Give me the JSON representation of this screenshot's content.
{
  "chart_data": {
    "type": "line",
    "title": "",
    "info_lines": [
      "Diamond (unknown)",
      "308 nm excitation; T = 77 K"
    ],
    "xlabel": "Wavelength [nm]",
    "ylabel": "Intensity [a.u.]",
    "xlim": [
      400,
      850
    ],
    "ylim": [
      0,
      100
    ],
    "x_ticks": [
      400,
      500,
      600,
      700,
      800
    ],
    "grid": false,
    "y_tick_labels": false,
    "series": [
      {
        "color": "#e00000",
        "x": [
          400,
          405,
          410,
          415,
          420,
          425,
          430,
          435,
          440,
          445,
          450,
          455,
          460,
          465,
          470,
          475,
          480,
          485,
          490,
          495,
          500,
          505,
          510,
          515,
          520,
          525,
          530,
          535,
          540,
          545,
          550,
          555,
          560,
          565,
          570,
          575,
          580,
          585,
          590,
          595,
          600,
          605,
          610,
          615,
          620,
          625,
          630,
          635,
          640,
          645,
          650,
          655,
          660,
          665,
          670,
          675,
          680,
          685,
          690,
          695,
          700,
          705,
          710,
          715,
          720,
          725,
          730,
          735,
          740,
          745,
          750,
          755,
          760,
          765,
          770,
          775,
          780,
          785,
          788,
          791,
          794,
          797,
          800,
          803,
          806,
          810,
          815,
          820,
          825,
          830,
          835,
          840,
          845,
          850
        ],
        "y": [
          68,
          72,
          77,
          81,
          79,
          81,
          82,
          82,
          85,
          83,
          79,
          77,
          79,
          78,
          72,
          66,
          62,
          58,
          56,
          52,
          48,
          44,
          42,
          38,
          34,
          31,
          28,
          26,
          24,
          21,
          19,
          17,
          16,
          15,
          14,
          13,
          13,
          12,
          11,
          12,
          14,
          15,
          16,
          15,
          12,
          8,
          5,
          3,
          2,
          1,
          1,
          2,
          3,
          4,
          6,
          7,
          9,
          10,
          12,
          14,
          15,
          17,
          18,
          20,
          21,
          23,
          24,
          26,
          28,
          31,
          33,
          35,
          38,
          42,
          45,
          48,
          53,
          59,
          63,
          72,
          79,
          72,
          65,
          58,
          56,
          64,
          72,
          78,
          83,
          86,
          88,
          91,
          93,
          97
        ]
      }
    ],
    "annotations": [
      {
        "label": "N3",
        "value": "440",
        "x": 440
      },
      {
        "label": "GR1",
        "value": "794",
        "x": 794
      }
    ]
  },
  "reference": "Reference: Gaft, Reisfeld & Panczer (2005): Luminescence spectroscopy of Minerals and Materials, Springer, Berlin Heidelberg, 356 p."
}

____

Objective: Hand back the material above in full, exactly as written.

Completed exercise:
Give me the JSON representation of this screenshot's content.
{
  "chart_data": {
    "type": "line",
    "title": "",
    "info_lines": [
      "Diamond (unknown)",
      "308 nm excitation; T = 77 K"
    ],
    "xlabel": "Wavelength [nm]",
    "ylabel": "Intensity [a.u.]",
    "xlim": [
      400,
      850
    ],
    "ylim": [
      0,
      100
    ],
    "x_ticks": [
      400,
      500,
      600,
      700,
      800
    ],
    "grid": false,
    "y_tick_labels": false,
    "series": [
      {
        "color": "#e00000",
        "x": [
          400,
          405,
          410,
          415,
          420,
          425,
          430,
          435,
          440,
          445,
          450,
          455,
          460,
          465,
          470,
          475,
          480,
          485,
          490,
          495,
          500,
          505,
          510,
          515,
          520,
          525,
          530,
          535,
          540,
          545,
          550,
          555,
          560,
          565,
          570,
          575,
          580,
          585,
          590,
          595,
          600,
          605,
          610,
          615,
          620,
          625,
          630,
          635,
          640,
          645,
          650,
          655,
          660,
          665,
          670,
          675,
          680,
          685,
          690,
          695,
          700,
          705,
          710,
          715,
          720,
          725,
          730,
          735,
          740,
          745,
          750,
          755,
          760,
          765,
          770,
          775,
          780,
          785,
          788,
          791,
          794,
          797,
          800,
          803,
          806,
          810,
          815,
          820,
          825,
          830,
          835,
          840,
          845,
          850
        ],
        "y": [
          68,
          72,
          77,
          81,
          79,
          81,
          82,
          82,
          85,
          83,
          79,
          77,
          79,
          78,
          72,
          66,
          62,
          58,
          56,
          52,
          48,
          44,
          42,
          38,
          34,
          31,
          28,
          26,
          24,
          21,
          19,
          17,
          16,
          15,
          14,
          13,
          13,
          12,
          11,
          12,
          14,
          15,
          16,
          15,
          12,
          8,
          5,
          3,
          2,
          1,
          1,
          2,
          3,
          4,
          6,
          7,
          9,
          10,
          12,
          14,
          15,
          17,
          18,
          20,
          21,
          23,
          24,
          26,
          28,
          31,
          33,
          35,
          38,
          42,
          45,
          48,
          53,
          59,
          63,
          72,
          79,
          72,
          65,
          58,
          56,
          64,
          72,
          78,
          83,
          86,
          88,
          91,
          93,
          97
        ]
      }
    ],
    "annotations": [
      {
        "label": "N3",
        "value": "440",
        "x": 440
      },
      {
        "label": "GR1",
        "value": "794",
        "x": 794
      }
    ]
  },
  "reference": "Reference: Gaft, Reisfeld & Panczer (2005): Luminescence spectroscopy of Minerals and Materials, Springer, Berlin Heidelberg, 356 p."
}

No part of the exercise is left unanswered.